» Task directions
Set down every entry again word for word, please, but skip the pictures.

» Supplied records
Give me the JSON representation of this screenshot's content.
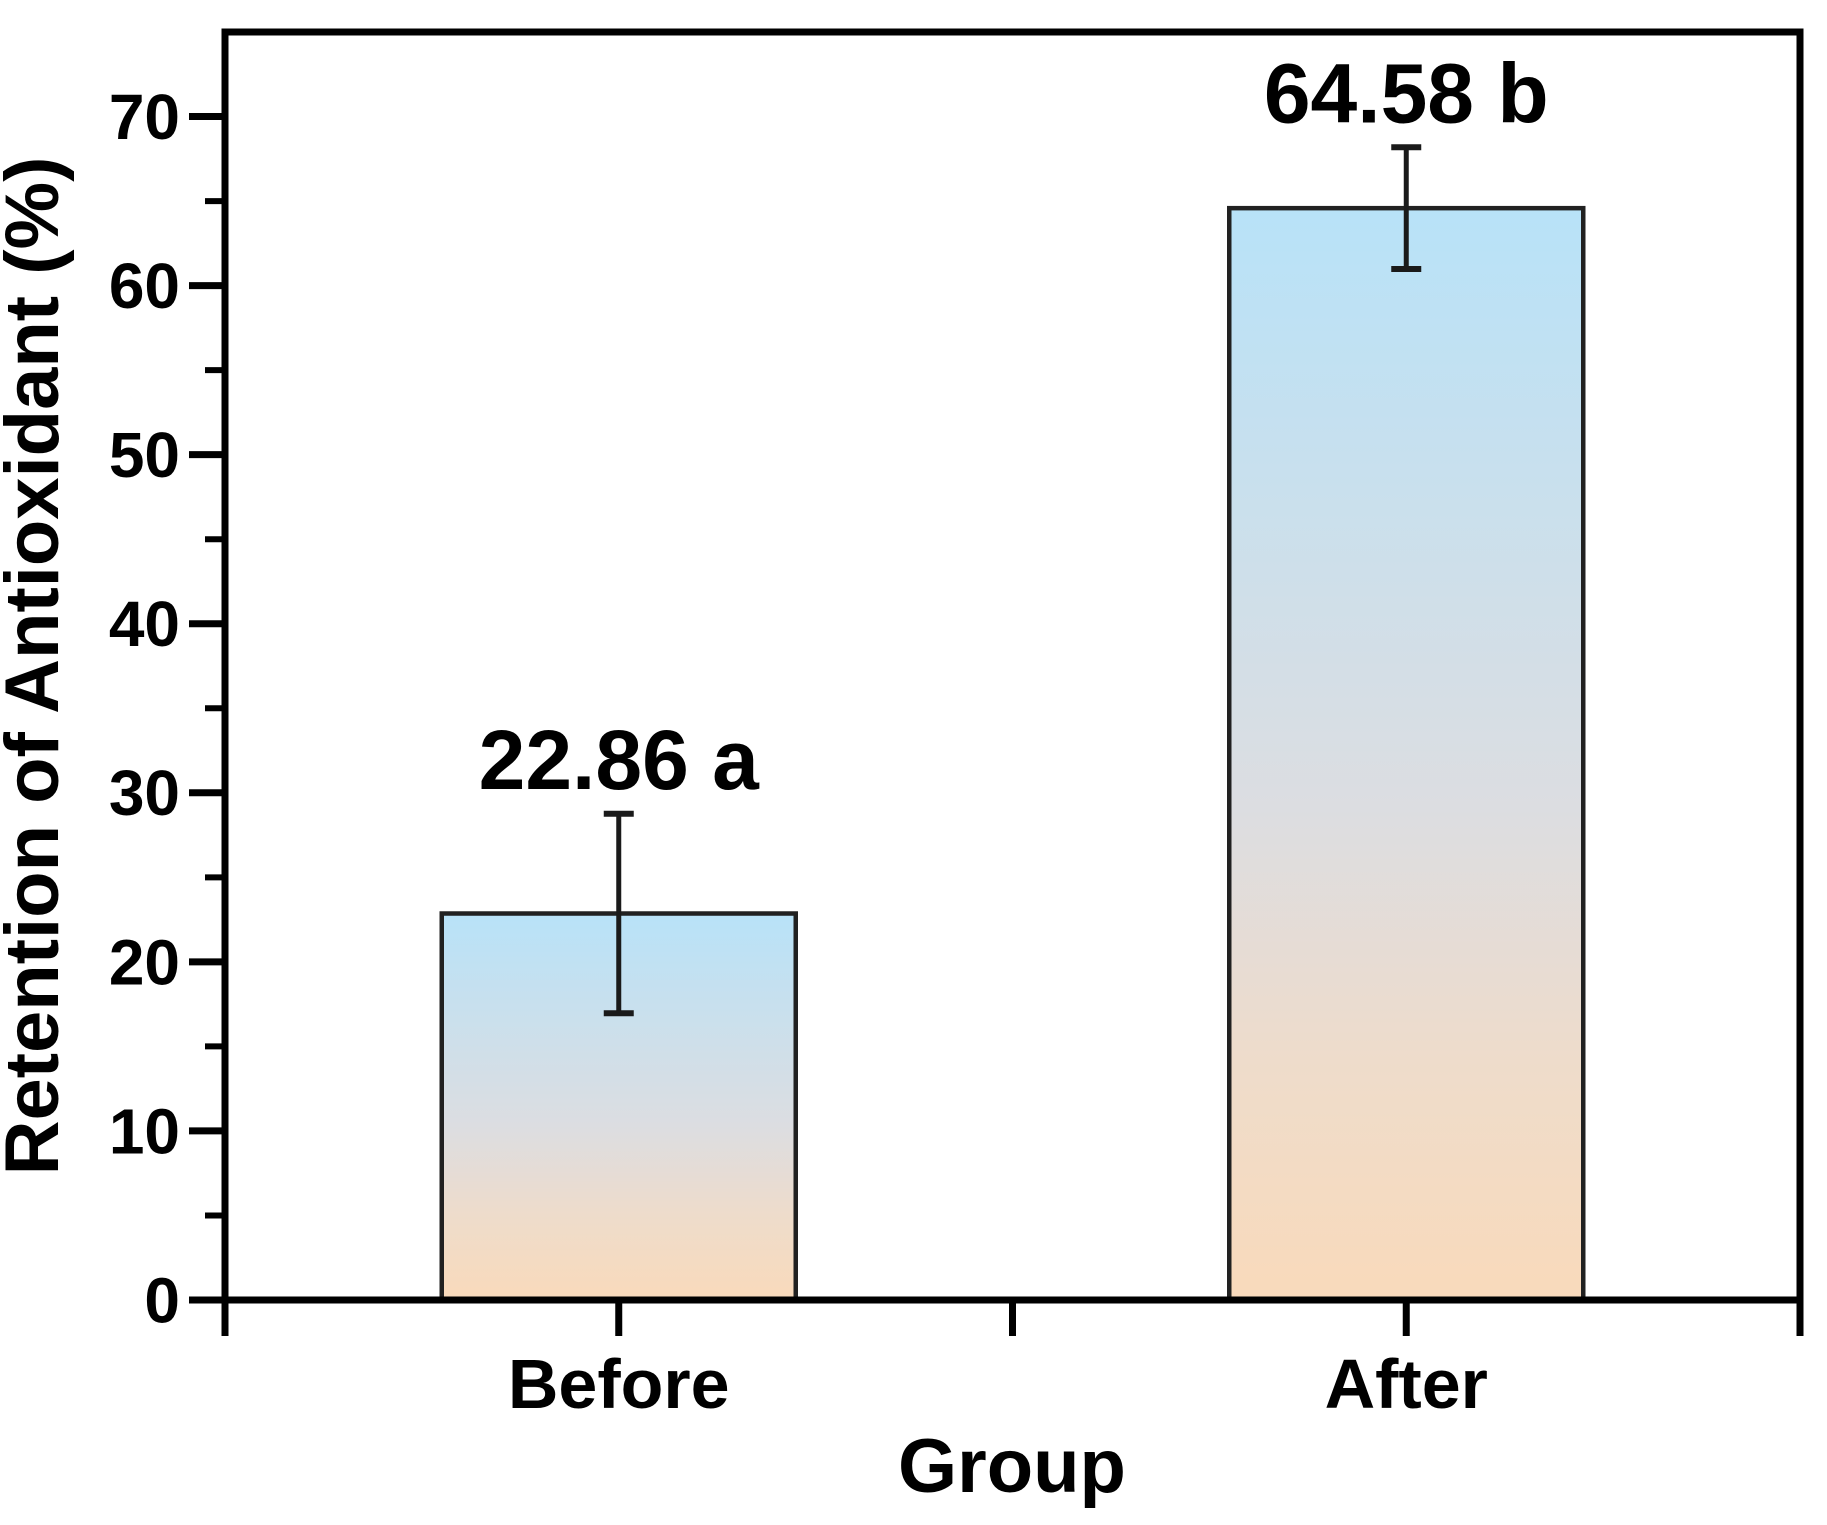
{
  "chart_data": {
    "type": "bar",
    "xlabel": "Group",
    "ylabel": "Retention of Antioxidant (%)",
    "categories": [
      "Before",
      "After"
    ],
    "values": [
      22.86,
      64.58
    ],
    "errors": [
      5.9,
      3.6
    ],
    "point_labels": [
      "22.86 a",
      "64.58 b"
    ],
    "ylim": [
      0,
      75
    ],
    "yticks": [
      0,
      10,
      20,
      30,
      40,
      50,
      60,
      70
    ],
    "ytick_minor_interval": 5,
    "grid": false,
    "legend": "none",
    "colors": {
      "background": "#ffffff",
      "axis": "#000000",
      "text": "#000000",
      "bar_border": "#212121",
      "error_bar": "#1a1a1a",
      "bar_gradient": [
        {
          "offset": 0.0,
          "color": "#b8e2f8"
        },
        {
          "offset": 0.35,
          "color": "#cfdfe9"
        },
        {
          "offset": 0.55,
          "color": "#dcdde1"
        },
        {
          "offset": 0.78,
          "color": "#eedccb"
        },
        {
          "offset": 1.0,
          "color": "#f9dabb"
        }
      ]
    }
  }
}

» Response to this task
Give me the JSON representation of this screenshot's content.
{
  "chart_data": {
    "type": "bar",
    "xlabel": "Group",
    "ylabel": "Retention of Antioxidant (%)",
    "categories": [
      "Before",
      "After"
    ],
    "values": [
      22.86,
      64.58
    ],
    "errors": [
      5.9,
      3.6
    ],
    "point_labels": [
      "22.86 a",
      "64.58 b"
    ],
    "ylim": [
      0,
      75
    ],
    "yticks": [
      0,
      10,
      20,
      30,
      40,
      50,
      60,
      70
    ],
    "ytick_minor_interval": 5,
    "grid": false,
    "legend": "none",
    "colors": {
      "background": "#ffffff",
      "axis": "#000000",
      "text": "#000000",
      "bar_border": "#212121",
      "error_bar": "#1a1a1a",
      "bar_gradient": [
        {
          "offset": 0.0,
          "color": "#b8e2f8"
        },
        {
          "offset": 0.35,
          "color": "#cfdfe9"
        },
        {
          "offset": 0.55,
          "color": "#dcdde1"
        },
        {
          "offset": 0.78,
          "color": "#eedccb"
        },
        {
          "offset": 1.0,
          "color": "#f9dabb"
        }
      ]
    }
  }
}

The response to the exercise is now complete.